PROVIDED RECORDS —
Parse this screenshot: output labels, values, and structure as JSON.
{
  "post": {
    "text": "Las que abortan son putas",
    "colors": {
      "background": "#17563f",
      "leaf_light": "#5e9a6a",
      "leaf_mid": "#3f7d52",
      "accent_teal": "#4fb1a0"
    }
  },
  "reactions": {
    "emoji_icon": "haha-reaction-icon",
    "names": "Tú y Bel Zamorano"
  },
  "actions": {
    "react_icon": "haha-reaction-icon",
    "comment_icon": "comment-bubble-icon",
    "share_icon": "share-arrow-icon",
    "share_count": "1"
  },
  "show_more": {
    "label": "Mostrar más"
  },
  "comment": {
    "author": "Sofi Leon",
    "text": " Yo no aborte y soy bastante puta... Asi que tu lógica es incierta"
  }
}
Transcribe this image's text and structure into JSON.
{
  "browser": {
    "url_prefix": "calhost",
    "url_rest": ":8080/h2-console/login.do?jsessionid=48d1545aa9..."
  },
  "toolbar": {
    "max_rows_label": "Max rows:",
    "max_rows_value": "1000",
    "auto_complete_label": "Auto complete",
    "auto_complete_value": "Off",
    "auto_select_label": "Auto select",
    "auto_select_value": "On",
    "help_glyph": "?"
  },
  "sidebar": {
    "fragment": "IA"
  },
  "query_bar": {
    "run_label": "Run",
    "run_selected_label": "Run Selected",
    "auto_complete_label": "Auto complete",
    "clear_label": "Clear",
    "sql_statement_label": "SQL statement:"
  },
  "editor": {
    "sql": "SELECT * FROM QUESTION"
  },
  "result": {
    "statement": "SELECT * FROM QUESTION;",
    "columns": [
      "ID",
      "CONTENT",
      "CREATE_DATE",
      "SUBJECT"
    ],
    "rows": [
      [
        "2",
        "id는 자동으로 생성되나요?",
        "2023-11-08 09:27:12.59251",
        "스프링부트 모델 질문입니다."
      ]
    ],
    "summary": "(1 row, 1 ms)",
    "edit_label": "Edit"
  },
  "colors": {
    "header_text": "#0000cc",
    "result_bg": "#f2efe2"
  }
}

DESCRIPTION OF THE TASK —
Copy each line that contains the word "haha".

WRITTEN SOLUTION —
    "emoji_icon": "haha-reaction-icon",
    "react_icon": "haha-reaction-icon",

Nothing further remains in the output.